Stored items
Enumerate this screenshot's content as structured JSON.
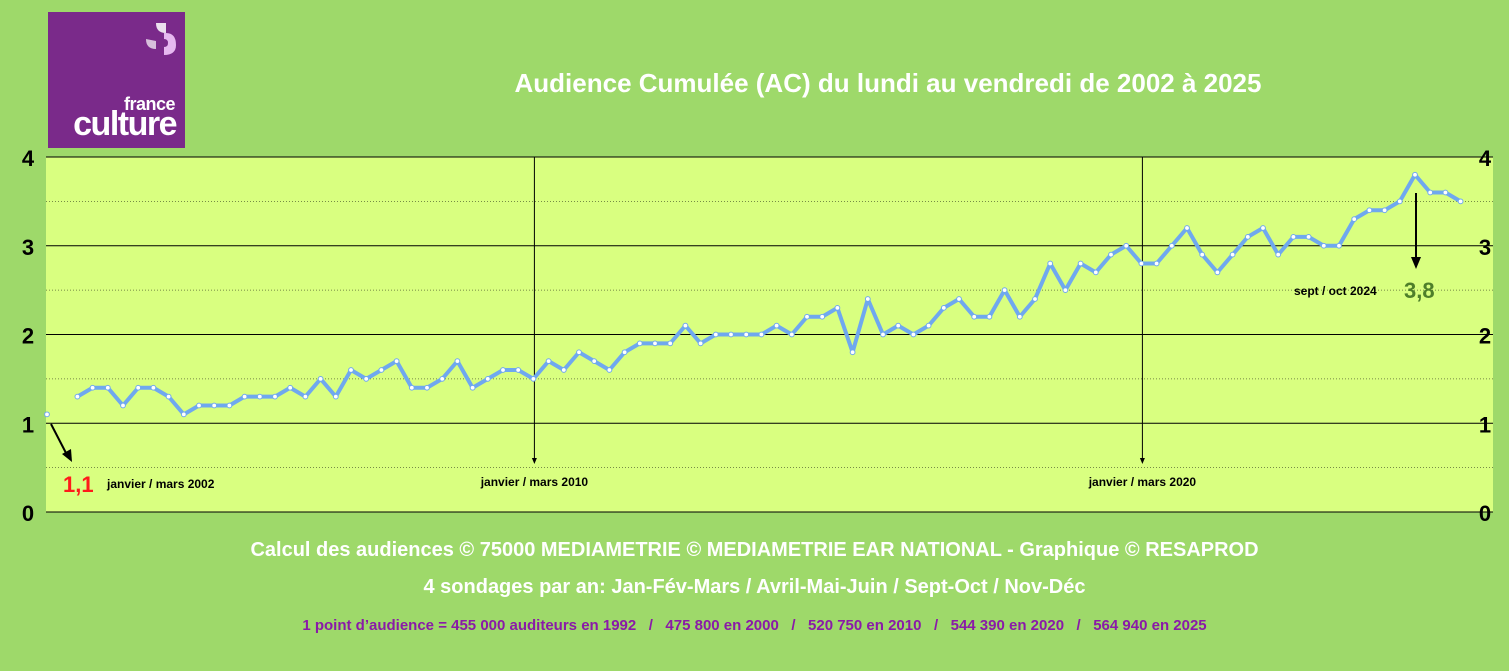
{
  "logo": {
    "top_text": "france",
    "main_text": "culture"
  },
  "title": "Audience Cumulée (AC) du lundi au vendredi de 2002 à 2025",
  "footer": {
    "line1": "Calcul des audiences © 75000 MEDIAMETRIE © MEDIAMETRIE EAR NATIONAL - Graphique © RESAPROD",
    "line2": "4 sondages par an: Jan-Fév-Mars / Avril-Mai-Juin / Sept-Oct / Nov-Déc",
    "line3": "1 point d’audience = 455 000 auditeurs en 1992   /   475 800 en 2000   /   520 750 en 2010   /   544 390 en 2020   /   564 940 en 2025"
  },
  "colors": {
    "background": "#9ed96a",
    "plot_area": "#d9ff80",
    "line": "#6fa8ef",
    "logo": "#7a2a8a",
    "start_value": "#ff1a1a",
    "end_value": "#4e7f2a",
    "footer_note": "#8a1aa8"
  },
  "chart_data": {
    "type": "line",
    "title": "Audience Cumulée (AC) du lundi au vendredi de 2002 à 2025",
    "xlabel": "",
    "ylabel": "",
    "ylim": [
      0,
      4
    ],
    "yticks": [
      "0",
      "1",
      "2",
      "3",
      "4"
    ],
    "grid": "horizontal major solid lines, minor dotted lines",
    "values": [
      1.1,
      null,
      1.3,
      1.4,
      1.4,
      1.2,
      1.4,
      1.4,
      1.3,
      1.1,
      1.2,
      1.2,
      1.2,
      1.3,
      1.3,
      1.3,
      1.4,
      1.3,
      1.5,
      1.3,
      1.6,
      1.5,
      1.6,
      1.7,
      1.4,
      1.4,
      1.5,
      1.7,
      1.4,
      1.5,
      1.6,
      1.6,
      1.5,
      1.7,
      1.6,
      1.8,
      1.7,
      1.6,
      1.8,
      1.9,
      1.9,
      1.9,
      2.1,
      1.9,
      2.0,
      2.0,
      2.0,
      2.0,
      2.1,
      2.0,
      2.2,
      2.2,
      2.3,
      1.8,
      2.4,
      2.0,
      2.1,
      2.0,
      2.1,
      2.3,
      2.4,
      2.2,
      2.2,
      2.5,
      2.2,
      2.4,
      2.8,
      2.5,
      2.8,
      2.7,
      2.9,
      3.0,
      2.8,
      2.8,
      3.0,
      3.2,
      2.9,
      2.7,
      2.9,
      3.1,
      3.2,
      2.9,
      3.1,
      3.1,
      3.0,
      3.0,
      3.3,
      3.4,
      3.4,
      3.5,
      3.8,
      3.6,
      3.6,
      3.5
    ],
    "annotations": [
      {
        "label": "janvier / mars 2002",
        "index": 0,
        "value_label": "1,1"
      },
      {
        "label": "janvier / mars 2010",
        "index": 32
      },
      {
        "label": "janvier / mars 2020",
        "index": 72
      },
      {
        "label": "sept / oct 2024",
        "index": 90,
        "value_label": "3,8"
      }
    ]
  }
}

---

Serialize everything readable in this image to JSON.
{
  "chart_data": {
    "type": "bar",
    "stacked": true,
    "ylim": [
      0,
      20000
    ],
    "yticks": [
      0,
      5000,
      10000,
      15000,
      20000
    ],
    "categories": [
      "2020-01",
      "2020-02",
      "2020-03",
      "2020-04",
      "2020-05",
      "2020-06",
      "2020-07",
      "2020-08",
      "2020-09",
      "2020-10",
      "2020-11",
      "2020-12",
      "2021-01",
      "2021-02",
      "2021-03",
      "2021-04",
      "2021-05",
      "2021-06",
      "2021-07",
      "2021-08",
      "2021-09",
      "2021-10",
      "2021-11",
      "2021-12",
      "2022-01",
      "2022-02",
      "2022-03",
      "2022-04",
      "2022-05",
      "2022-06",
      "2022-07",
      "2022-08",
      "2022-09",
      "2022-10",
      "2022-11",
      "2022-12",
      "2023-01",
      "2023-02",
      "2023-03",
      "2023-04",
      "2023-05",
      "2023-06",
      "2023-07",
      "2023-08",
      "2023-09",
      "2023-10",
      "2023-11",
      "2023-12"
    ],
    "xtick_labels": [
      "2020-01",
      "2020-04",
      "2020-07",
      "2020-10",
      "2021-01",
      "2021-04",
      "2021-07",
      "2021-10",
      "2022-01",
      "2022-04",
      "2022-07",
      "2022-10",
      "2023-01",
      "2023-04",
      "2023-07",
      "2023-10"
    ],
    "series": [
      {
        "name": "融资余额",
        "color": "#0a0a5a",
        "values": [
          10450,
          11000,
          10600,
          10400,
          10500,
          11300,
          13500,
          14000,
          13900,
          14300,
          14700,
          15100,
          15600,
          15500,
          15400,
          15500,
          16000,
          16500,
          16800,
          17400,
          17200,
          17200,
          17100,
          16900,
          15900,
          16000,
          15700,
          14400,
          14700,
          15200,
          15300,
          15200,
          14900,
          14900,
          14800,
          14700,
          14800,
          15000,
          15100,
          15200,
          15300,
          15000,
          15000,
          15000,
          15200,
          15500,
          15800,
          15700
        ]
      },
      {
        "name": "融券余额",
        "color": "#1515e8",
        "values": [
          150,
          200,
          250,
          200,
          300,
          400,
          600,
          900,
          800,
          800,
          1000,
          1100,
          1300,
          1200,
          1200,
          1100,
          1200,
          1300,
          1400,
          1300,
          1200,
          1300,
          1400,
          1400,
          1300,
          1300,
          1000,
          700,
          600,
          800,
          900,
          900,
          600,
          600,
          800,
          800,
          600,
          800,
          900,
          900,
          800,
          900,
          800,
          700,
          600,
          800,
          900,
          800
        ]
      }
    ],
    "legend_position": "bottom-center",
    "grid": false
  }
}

## CHALLENGE
Each line above that includes "Cumulée" should be shown.

## FULL ANSWER
  "title": "Audience Cumulée (AC) du lundi au vendredi de 2002 à 2025",
    "title": "Audience Cumulée (AC) du lundi au vendredi de 2002 à 2025",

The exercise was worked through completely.